◆ DESCRIPTION OF THE TASK
Quote the data below in full, minus the images.

-- begin SUPPLIED RECORDS --

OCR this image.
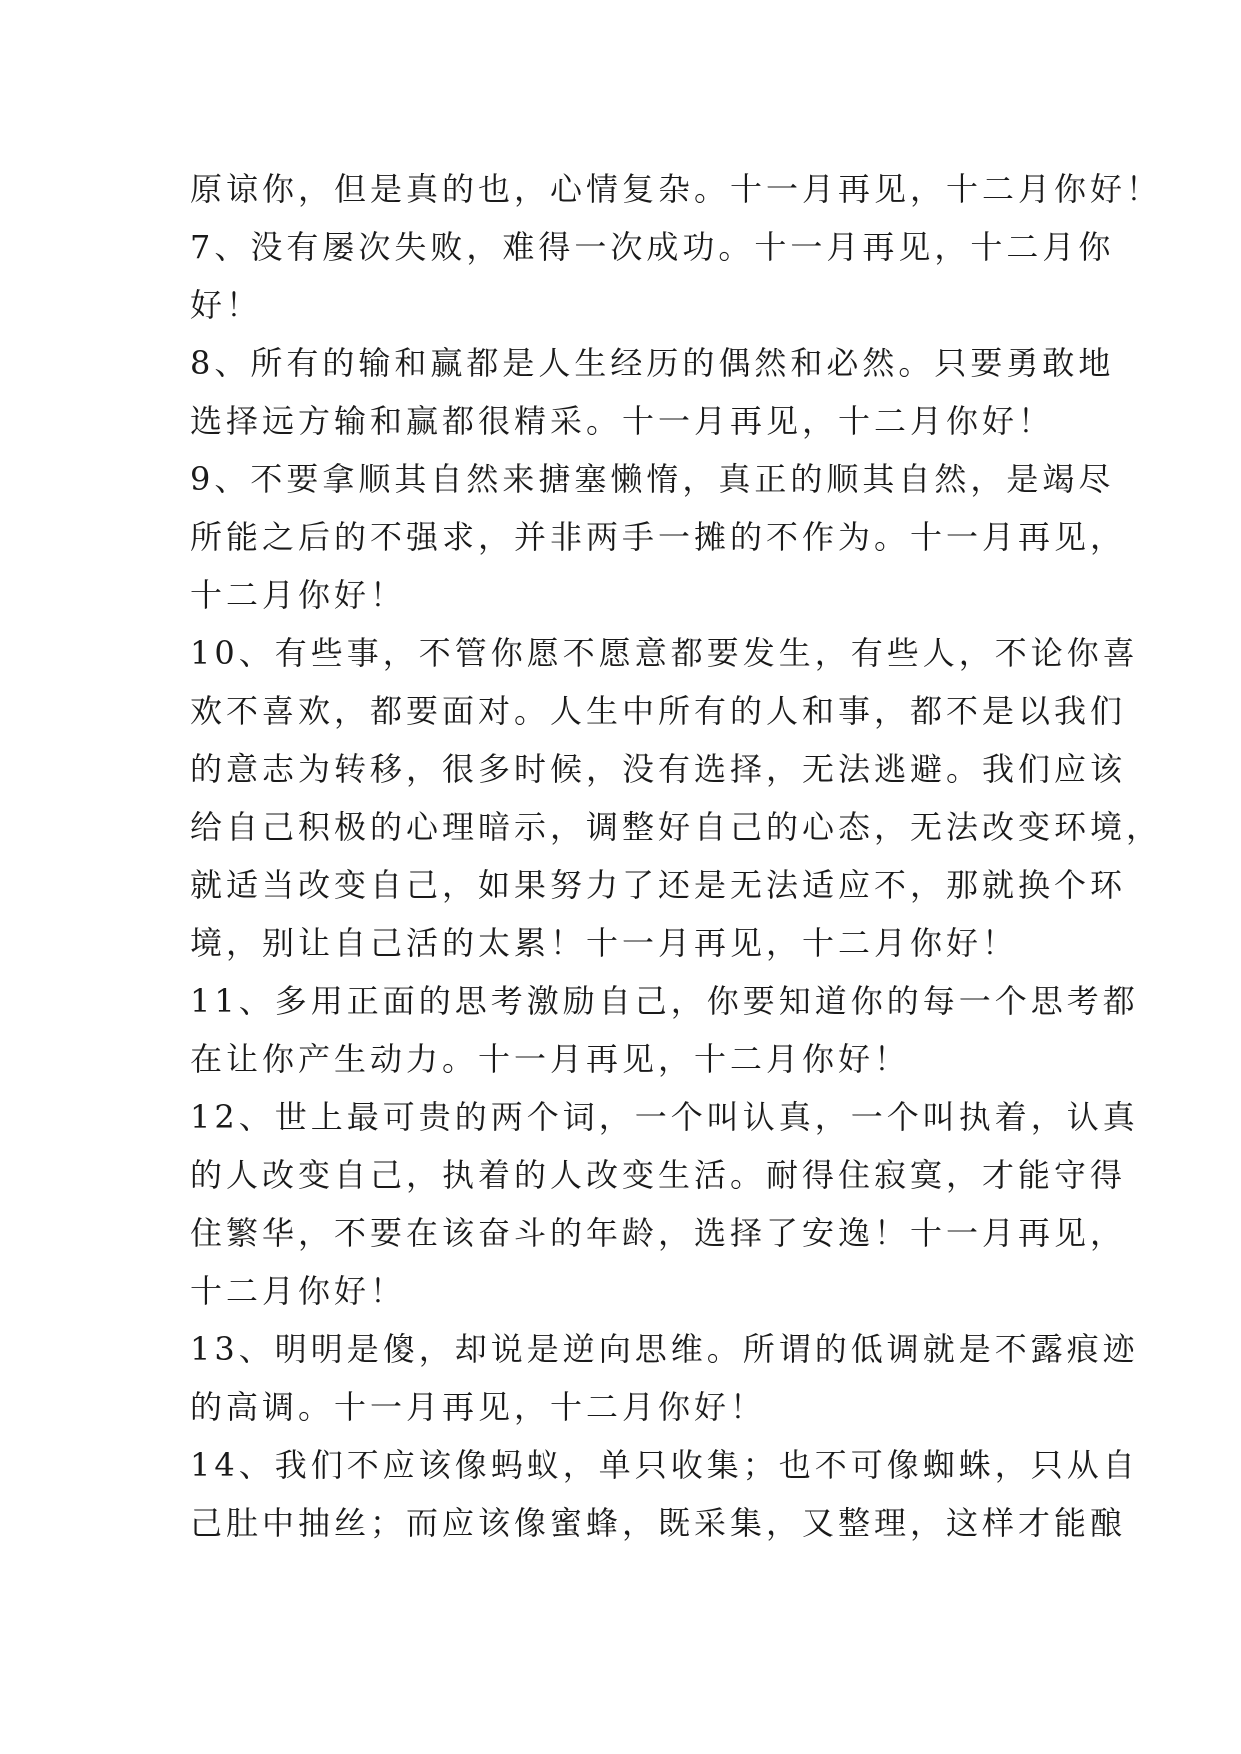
原谅你，但是真的也，心情复杂。十一月再见，十二月你好！
7、没有屡次失败，难得一次成功。十一月再见，十二月你
好！
8、所有的输和赢都是人生经历的偶然和必然。只要勇敢地
选择远方输和赢都很精采。十一月再见，十二月你好！
9、不要拿顺其自然来搪塞懒惰，真正的顺其自然，是竭尽
所能之后的不强求，并非两手一摊的不作为。十一月再见，
十二月你好！
10、有些事，不管你愿不愿意都要发生，有些人，不论你喜
欢不喜欢，都要面对。人生中所有的人和事，都不是以我们
的意志为转移，很多时候，没有选择，无法逃避。我们应该
给自己积极的心理暗示，调整好自己的心态，无法改变环境，
就适当改变自己，如果努力了还是无法适应不，那就换个环
境，别让自己活的太累！十一月再见，十二月你好！
11、多用正面的思考激励自己，你要知道你的每一个思考都
在让你产生动力。十一月再见，十二月你好！
12、世上最可贵的两个词，一个叫认真，一个叫执着，认真
的人改变自己，执着的人改变生活。耐得住寂寞，才能守得
住繁华，不要在该奋斗的年龄，选择了安逸！十一月再见，
十二月你好！
13、明明是傻，却说是逆向思维。所谓的低调就是不露痕迹
的高调。十一月再见，十二月你好！
14、我们不应该像蚂蚁，单只收集；也不可像蜘蛛，只从自
己肚中抽丝；而应该像蜜蜂，既采集，又整理，这样才能酿
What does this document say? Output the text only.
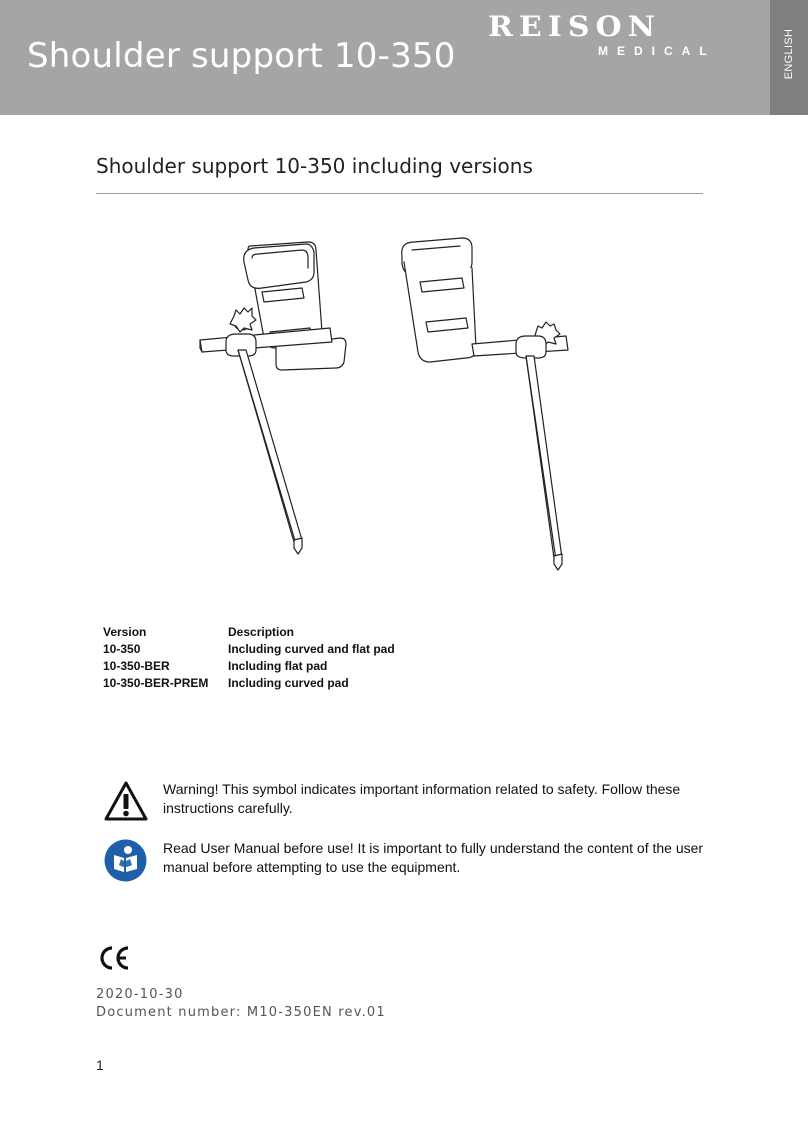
Shoulder support 10-350
REISON
MEDICAL	ENGLISH
Shoulder support 10-350 including versions
Version	Description
10-350	Including curved and flat pad
10-350-BER	Including flat pad
10-350-BER-PREM	Including curved pad
Warning! This symbol indicates important information related to safety. Follow these instructions carefully.
Read User Manual before use! It is important to fully understand the content of the user manual before attempting to use the equipment.
2020-10-30
Document number: M10-350EN rev.01
1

-- end SUPPLIED RECORDS --

◆ ANSWER
OCR this image.
原谅你，但是真的也，心情复杂。十一月再见，十二月你好！
7、没有屡次失败，难得一次成功。十一月再见，十二月你
好！
8、所有的输和赢都是人生经历的偶然和必然。只要勇敢地
选择远方输和赢都很精采。十一月再见，十二月你好！
9、不要拿顺其自然来搪塞懒惰，真正的顺其自然，是竭尽
所能之后的不强求，并非两手一摊的不作为。十一月再见，
十二月你好！
10、有些事，不管你愿不愿意都要发生，有些人，不论你喜
欢不喜欢，都要面对。人生中所有的人和事，都不是以我们
的意志为转移，很多时候，没有选择，无法逃避。我们应该
给自己积极的心理暗示，调整好自己的心态，无法改变环境，
就适当改变自己，如果努力了还是无法适应不，那就换个环
境，别让自己活的太累！十一月再见，十二月你好！
11、多用正面的思考激励自己，你要知道你的每一个思考都
在让你产生动力。十一月再见，十二月你好！
12、世上最可贵的两个词，一个叫认真，一个叫执着，认真
的人改变自己，执着的人改变生活。耐得住寂寞，才能守得
住繁华，不要在该奋斗的年龄，选择了安逸！十一月再见，
十二月你好！
13、明明是傻，却说是逆向思维。所谓的低调就是不露痕迹
的高调。十一月再见，十二月你好！
14、我们不应该像蚂蚁，单只收集；也不可像蜘蛛，只从自
己肚中抽丝；而应该像蜜蜂，既采集，又整理，这样才能酿
What does this document say? Output the text only.
Shoulder support 10-350
REISON
MEDICAL	ENGLISH
Shoulder support 10-350 including versions
Version	Description
10-350	Including curved and flat pad
10-350-BER	Including flat pad
10-350-BER-PREM	Including curved pad
Warning! This symbol indicates important information related to safety. Follow these instructions carefully.
Read User Manual before use! It is important to fully understand the content of the user manual before attempting to use the equipment.
2020-10-30
Document number: M10-350EN rev.01
1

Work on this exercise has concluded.